##### Given records #####

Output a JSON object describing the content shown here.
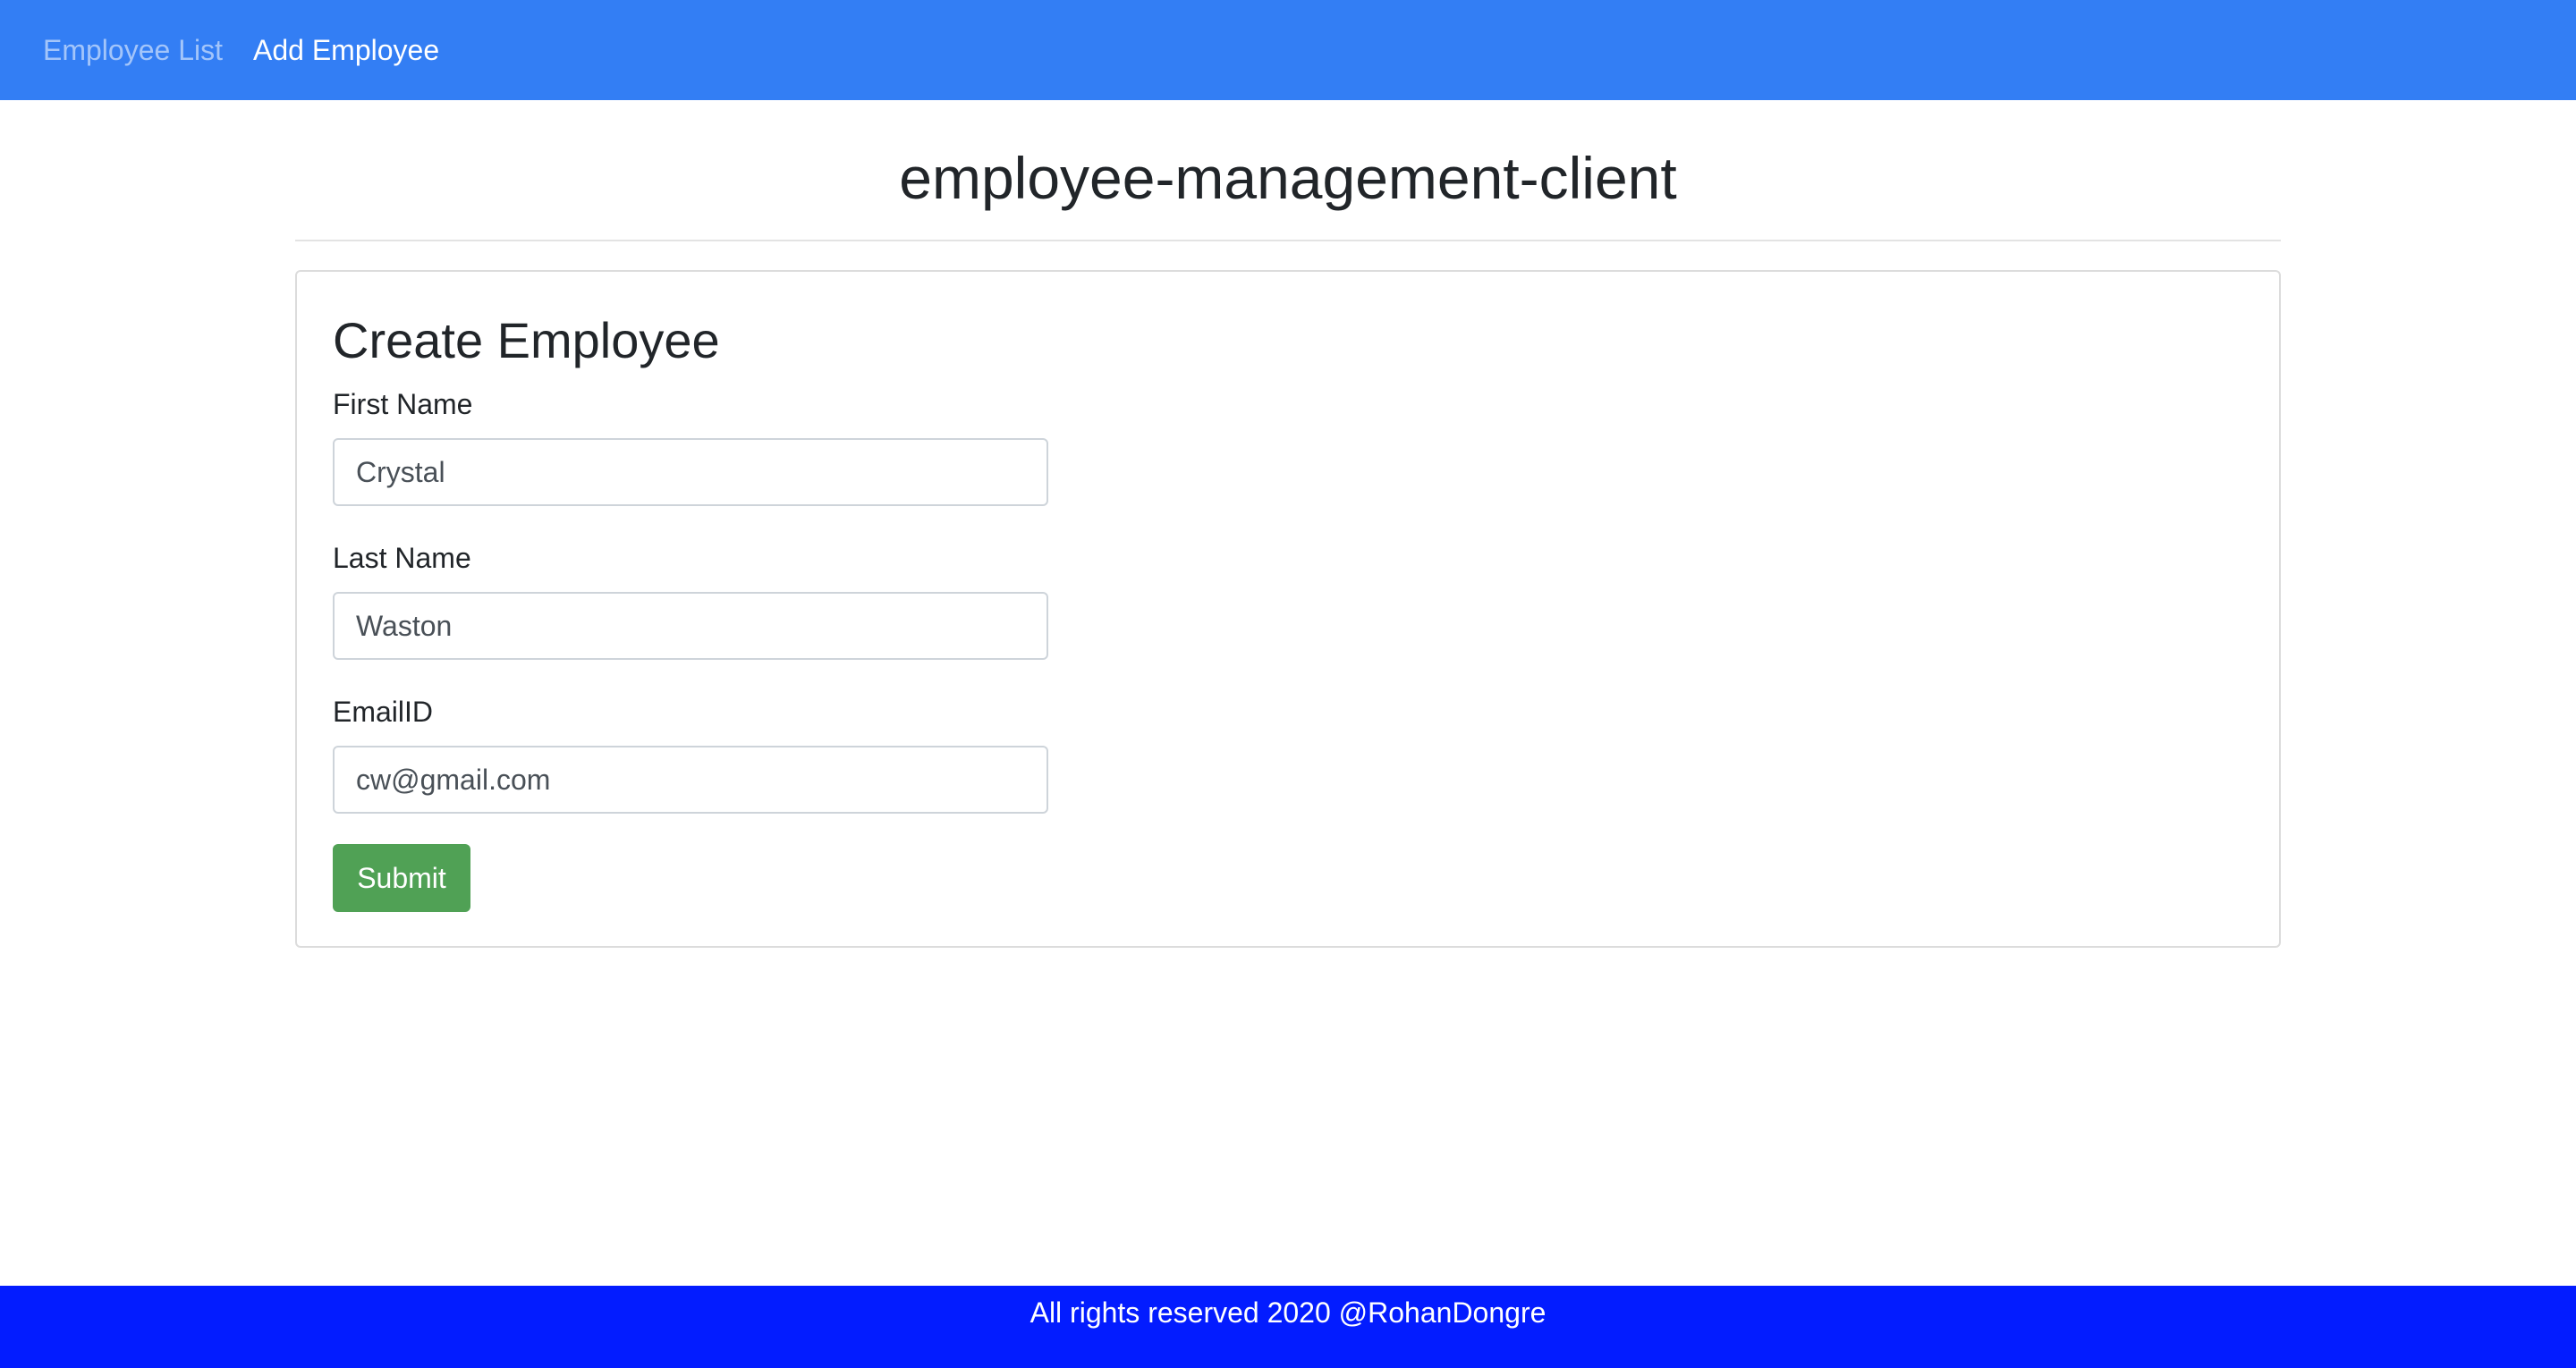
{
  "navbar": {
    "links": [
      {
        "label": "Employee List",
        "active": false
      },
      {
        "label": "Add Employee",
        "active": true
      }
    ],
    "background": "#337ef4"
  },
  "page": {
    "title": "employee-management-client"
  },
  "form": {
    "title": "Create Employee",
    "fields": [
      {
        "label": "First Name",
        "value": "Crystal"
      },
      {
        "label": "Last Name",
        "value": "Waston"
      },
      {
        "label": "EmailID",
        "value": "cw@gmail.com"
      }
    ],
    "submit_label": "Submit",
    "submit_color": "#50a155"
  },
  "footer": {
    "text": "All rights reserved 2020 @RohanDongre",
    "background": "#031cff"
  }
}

#####

_What is expected_. Each record above should come back exactly the same, only without its pictures.

_Output below_.
Output a JSON object describing the content shown here.
{
  "navbar": {
    "links": [
      {
        "label": "Employee List",
        "active": false
      },
      {
        "label": "Add Employee",
        "active": true
      }
    ],
    "background": "#337ef4"
  },
  "page": {
    "title": "employee-management-client"
  },
  "form": {
    "title": "Create Employee",
    "fields": [
      {
        "label": "First Name",
        "value": "Crystal"
      },
      {
        "label": "Last Name",
        "value": "Waston"
      },
      {
        "label": "EmailID",
        "value": "cw@gmail.com"
      }
    ],
    "submit_label": "Submit",
    "submit_color": "#50a155"
  },
  "footer": {
    "text": "All rights reserved 2020 @RohanDongre",
    "background": "#031cff"
  }
}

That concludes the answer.